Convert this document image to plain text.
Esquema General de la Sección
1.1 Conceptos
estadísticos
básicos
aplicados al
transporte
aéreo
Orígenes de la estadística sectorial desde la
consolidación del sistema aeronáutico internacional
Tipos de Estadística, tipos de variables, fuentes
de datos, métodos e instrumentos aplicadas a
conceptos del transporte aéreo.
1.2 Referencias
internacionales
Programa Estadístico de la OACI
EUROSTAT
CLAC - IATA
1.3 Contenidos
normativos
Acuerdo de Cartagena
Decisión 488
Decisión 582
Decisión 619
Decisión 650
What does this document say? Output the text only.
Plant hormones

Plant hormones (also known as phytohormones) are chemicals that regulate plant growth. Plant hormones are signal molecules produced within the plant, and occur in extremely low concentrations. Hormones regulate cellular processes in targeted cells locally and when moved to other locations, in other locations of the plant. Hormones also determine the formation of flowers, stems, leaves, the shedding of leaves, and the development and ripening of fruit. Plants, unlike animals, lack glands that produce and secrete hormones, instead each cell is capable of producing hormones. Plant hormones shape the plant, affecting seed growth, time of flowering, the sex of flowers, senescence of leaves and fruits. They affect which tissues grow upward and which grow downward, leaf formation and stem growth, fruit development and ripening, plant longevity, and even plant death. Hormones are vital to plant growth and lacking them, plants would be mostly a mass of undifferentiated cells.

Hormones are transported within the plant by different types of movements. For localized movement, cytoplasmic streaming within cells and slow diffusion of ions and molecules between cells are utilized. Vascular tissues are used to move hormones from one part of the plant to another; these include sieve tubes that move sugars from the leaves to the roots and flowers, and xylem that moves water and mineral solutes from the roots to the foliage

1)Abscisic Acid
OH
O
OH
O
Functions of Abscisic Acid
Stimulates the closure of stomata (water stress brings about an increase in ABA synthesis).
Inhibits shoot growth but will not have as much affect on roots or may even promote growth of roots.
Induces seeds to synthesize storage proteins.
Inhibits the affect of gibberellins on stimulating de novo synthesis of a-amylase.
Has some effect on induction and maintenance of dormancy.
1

◆ ◆ ◆

Wherever the word "cells" turns up in the material, copy the whole line.

RESULT FOR THIS TASK:
Plant hormones (also known as phytohormones) are chemicals that regulate plant growth. Plant hormones are signal molecules produced within the plant, and occur in extremely low concentrations. Hormones regulate cellular processes in targeted cells locally and when moved to other locations, in other locations of the plant. Hormones also determine the formation of flowers, stems, leaves, the shedding of leaves, and the development and ripening of fruit. Plants, unlike animals, lack glands that produce and secrete hormones, instead each cell is capable of producing hormones. Plant hormones shape the plant, affecting seed growth, time of flowering, the sex of flowers, senescence of leaves and fruits. They affect which tissues grow upward and which grow downward, leaf formation and stem growth, fruit development and ripening, plant longevity, and even plant death. Hormones are vital to plant growth and lacking them, plants would be mostly a mass of undifferentiated cells.
Hormones are transported within the plant by different types of movements. For localized movement, cytoplasmic streaming within cells and slow diffusion of ions and molecules between cells are utilized. Vascular tissues are used to move hormones from one part of the plant to another; these include sieve tubes that move sugars from the leaves to the roots and flowers, and xylem that moves water and mineral solutes from the roots to the foliage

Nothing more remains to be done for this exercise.